(Recorded data)

##########

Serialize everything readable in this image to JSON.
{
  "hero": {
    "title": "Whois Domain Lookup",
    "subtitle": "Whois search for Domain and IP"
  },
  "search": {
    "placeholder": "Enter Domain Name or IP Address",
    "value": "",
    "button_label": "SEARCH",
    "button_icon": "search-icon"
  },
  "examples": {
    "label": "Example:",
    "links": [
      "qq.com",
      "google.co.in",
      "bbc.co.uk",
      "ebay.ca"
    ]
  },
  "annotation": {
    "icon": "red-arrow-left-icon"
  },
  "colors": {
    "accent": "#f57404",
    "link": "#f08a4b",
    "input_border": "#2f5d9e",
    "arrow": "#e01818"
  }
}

##########

_Problem details_. Transcribe the entire listing above precisely.

_Written solution_.
Serialize everything readable in this image to JSON.
{
  "hero": {
    "title": "Whois Domain Lookup",
    "subtitle": "Whois search for Domain and IP"
  },
  "search": {
    "placeholder": "Enter Domain Name or IP Address",
    "value": "",
    "button_label": "SEARCH",
    "button_icon": "search-icon"
  },
  "examples": {
    "label": "Example:",
    "links": [
      "qq.com",
      "google.co.in",
      "bbc.co.uk",
      "ebay.ca"
    ]
  },
  "annotation": {
    "icon": "red-arrow-left-icon"
  },
  "colors": {
    "accent": "#f57404",
    "link": "#f08a4b",
    "input_border": "#2f5d9e",
    "arrow": "#e01818"
  }
}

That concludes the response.